DOCUMENT PASSAGE >>
+++

Citation : 2022 Latest Caselaw 1265 Chatt
Judgement Date : 11 March, 2022
1
NAFR
HIGH COURT OF CHHATTISGARH, BILASPUR
Judgment reserved on : 07/12/2021
Judgment delivered on: 11/03/2022
WPCR No. 625 of 2021
1. Krishna Rao S/o Shri G. Kandeshwar Rao, Aged
About 55 Years, R/o Adarsh Nagar, Ringh Road, Raipur,
Police Station Tikrapara, Raipur, Tahsil And District
Raipur Chhattisgarh.
2. Shankar Rao S/o G. Kandeshwar Rao, Aged About 42
Years R/o Adarsh Nagar, Ringh Road, Raipur, Police
Station Tikrapara, Raipur, Tahsil And District Raipur
Chhattisgarh.
Petitioners
Versus
1. State Of Chhattisgarh Through Home Department
Mahanadi Bhawan, New Raipur District Raipur
Chhattisgarh.
2. Secretary Law Department Atal Nagar, New Mahanadi
Bhawan, New Raipur, District Raipur Chhattisgarh.
3. Director General Of Police (Jail) Raipur, District
Raipur Chhattisgarh.
4. Jail Superintendent Central Jail Durg District Durg
Chhattisgarh.
Respondents
For Petitioners : Shri Ravindra Sharma, Adv.
For State : Shri Gurudev I Sharan, G.A.
Hon'ble Smt. Justice Rajani Dubey, J.
CAV Order
Heard.
1. The present petition has been filed under article
226 of the Constitution of India challenging the order
dated 17.08.2020 passed by Respondent No.1/State of
Chhattisgarh Through Home Department Mahanadi Bhawan,
New Raipur, District Raipur (C.G.) whereby the
application for remission of sentence imposed on the
petitioner filed by the petitioner has been rejected.
2. Brief facts of the case are that the petitioners
along with other coaccused person have been convicted
for the offence punishable under Sections 147, 148 &
302 R/s Section 149 of the IPC for RI for 1 year, 2
years and Life imprisonment with fine of Rs. 500/
respectively plus default stipulation vide judgment
dated 07.06.2003 in Sessions Case No. 45/2002. Against
that conviction petitioners and coaccused persons had
preferred criminal appeal registered as CRA No.
719/2003 before this Court wherein this Court has
partly allowed the appeal, acquitted the coaccused
Shiva Rao and Chitti Rao and maintained the sentence
imposed upon the present petitioners and coaccused
Mohan Rao. The petitioners are in jail since
16.11.2001 and they have completed about 20 years of
jail sentence except the remission period i.e. about 6
years. Hence, this petition for remission of jail
sentence of the petitioners.
3. Shri Ravindra Sharma, learned counsel appearing
for the petitioners would submit that the impugned
order dated 17.08.2020 is arbitrary, illegal and
against the law as the same has been rejected only on
the basis of the recommendation of the Presiding Judge
who had convicted the petitioners. The respondent
authorities while rejecting the application of the
petitioners did not call any report from the concerned
Welfare Officer of the Jail regrading the behavior of
the petitioners and impact of their release on the
society. As the application was rejected without
assigning any reason, therefore, the impugned order is
liable to be setaside. In support of his argument,
learned counsel for the petitioners placed reliance in
the matters of Karan Singh Vs. State of MP passed in
2021 LawSuit (MP) 321 Rajan Vs. Home Secretary, Home
Department Tamilnadu AIR 2019 SC 2101, this Court's
order in Pardeshi Ram Vs. State of Chhattisgarh in
WPCR No. 88/2018 and Union of India vs. V. Shriharan
Alias Murugan & Others (2016) AIR 2016 SC (Supp.) 739.

+++

DATA LINES >>

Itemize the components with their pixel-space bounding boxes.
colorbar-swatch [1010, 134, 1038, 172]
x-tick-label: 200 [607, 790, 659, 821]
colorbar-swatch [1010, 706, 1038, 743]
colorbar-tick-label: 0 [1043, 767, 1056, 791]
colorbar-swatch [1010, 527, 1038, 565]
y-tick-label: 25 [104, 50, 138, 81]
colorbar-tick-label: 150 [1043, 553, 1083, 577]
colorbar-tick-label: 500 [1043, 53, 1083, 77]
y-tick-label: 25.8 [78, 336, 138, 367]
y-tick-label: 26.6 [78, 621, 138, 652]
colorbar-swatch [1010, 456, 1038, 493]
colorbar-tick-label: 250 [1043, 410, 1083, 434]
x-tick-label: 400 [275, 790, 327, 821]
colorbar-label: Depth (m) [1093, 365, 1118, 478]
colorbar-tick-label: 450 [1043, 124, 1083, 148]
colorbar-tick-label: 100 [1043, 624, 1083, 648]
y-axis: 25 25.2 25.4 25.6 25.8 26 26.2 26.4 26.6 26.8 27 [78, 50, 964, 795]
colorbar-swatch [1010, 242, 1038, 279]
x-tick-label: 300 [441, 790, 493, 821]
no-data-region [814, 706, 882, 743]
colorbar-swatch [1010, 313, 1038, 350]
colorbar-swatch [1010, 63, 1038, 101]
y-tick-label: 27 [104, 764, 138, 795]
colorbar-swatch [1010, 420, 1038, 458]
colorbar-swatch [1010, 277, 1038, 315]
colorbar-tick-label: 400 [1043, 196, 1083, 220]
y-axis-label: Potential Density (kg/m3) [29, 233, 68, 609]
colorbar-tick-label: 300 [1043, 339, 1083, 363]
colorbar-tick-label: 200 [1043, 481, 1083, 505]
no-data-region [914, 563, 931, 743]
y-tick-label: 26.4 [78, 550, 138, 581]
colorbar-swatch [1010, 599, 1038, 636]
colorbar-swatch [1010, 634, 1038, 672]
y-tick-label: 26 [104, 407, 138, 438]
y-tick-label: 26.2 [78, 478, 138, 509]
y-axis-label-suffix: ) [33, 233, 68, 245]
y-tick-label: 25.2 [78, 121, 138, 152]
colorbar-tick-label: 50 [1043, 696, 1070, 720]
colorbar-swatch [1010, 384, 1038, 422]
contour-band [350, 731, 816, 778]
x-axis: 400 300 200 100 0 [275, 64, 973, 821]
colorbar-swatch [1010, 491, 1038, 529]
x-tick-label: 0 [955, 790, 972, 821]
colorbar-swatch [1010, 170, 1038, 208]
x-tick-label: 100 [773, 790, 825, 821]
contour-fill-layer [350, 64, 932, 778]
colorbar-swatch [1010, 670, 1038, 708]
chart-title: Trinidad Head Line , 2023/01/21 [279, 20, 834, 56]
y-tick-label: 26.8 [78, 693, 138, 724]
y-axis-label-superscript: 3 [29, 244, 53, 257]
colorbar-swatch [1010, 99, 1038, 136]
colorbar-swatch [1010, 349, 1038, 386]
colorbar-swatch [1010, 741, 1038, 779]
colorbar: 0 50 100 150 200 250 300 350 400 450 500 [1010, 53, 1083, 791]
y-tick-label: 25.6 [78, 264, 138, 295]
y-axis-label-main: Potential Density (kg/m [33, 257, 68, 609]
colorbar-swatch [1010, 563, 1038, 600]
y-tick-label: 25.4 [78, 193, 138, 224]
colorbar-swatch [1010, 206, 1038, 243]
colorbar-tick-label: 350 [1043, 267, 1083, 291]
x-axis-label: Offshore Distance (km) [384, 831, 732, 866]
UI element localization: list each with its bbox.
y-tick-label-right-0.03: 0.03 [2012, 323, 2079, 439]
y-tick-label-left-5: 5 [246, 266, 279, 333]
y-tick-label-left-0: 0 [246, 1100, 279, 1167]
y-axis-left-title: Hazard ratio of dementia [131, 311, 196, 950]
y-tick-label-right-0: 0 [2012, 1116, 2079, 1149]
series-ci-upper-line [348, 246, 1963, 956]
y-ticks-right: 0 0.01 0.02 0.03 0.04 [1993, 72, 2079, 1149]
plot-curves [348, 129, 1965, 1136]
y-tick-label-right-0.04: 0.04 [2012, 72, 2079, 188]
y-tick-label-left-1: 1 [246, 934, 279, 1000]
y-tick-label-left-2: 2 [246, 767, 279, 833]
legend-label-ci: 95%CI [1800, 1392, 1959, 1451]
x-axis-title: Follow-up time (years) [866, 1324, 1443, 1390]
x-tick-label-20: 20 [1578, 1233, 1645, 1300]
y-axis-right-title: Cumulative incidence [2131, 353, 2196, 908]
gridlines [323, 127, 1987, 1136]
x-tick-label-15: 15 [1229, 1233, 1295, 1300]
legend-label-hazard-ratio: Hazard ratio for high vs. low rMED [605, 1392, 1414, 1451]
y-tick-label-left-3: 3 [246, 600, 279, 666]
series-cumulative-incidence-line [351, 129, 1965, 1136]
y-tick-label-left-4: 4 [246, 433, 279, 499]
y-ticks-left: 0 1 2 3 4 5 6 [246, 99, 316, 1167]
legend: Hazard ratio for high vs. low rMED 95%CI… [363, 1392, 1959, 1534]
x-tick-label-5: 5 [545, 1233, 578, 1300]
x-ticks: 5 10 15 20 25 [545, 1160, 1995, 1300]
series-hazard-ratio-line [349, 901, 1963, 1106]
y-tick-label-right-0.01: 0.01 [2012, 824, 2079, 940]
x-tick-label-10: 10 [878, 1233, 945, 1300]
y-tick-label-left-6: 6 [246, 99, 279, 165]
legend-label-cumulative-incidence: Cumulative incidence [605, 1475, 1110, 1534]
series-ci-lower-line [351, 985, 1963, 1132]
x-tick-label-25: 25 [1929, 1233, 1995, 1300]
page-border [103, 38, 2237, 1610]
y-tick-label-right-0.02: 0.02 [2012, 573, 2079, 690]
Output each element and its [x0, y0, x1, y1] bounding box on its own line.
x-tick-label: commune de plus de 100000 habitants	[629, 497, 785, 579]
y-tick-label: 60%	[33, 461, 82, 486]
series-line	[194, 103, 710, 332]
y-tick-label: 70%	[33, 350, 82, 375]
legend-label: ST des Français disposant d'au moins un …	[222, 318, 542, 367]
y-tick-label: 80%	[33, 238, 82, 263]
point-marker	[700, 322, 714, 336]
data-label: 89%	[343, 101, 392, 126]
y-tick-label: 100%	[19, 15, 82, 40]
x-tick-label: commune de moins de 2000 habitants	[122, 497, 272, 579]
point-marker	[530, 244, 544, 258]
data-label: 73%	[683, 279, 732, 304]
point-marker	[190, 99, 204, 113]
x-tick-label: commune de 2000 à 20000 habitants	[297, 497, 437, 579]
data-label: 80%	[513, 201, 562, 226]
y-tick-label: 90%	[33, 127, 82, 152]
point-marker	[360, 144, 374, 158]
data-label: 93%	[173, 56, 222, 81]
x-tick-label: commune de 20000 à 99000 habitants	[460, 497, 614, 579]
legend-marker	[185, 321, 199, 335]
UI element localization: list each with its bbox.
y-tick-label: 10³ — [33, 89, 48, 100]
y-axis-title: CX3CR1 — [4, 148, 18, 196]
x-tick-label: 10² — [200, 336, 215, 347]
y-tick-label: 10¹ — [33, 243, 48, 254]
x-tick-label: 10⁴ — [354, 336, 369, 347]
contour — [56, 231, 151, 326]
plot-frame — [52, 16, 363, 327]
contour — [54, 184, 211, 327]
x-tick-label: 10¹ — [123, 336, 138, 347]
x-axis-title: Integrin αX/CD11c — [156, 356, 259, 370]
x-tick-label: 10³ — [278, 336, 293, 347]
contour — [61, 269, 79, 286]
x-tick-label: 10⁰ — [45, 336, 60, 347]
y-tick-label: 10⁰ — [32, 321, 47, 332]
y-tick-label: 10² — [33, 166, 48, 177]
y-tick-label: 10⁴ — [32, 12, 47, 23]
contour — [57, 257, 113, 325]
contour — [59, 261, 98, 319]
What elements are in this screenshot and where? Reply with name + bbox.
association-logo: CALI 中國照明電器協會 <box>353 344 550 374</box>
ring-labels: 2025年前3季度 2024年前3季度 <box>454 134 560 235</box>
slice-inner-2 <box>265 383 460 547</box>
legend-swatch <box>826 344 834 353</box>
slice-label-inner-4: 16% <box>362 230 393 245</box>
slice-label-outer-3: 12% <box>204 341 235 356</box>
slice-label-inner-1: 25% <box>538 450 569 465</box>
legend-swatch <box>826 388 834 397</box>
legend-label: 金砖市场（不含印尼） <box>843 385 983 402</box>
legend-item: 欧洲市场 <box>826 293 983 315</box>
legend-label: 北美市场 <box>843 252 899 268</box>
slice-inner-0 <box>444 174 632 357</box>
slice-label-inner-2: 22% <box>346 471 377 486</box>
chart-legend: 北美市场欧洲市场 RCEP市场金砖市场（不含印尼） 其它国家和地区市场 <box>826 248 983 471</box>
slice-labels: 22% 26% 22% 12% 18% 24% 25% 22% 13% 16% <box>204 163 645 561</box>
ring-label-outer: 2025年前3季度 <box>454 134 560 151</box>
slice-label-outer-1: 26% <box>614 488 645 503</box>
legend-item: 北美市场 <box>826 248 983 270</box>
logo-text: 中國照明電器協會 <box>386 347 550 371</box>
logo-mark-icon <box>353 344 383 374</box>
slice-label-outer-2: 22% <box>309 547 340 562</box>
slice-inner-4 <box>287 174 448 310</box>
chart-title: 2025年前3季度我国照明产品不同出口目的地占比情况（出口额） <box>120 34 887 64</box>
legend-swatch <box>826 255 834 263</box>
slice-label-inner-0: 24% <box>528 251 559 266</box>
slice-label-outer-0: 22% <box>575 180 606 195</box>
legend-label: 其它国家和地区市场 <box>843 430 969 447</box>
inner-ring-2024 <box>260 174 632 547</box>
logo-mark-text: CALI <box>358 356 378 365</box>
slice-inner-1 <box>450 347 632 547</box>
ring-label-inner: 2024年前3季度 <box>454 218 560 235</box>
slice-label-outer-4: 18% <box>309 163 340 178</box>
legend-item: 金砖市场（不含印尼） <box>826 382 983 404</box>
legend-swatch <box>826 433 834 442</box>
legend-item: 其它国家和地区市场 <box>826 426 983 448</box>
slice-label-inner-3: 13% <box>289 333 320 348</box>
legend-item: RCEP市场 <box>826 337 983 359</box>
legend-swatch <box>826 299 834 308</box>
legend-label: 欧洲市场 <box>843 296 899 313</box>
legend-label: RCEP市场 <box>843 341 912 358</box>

+++

STATED TASK 1 >> Reproduce the part of the judgment starting with "3. Director General" and going on through "Ravindra Sharma, Adv.".
STATED TASK 2 >> In the judgment, which two coaccused did the High Court acquit in the criminal appeal?

EXERCISE RESULT 1 >>
3. Director General Of Police (Jail) Raipur, District
Raipur Chhattisgarh.
4. Jail Superintendent Central Jail Durg District Durg
Chhattisgarh.
Respondents
For Petitioners : Shri Ravindra Sharma, Adv.

EXERCISE RESULT 2 >> Shiva Rao and Chitti Rao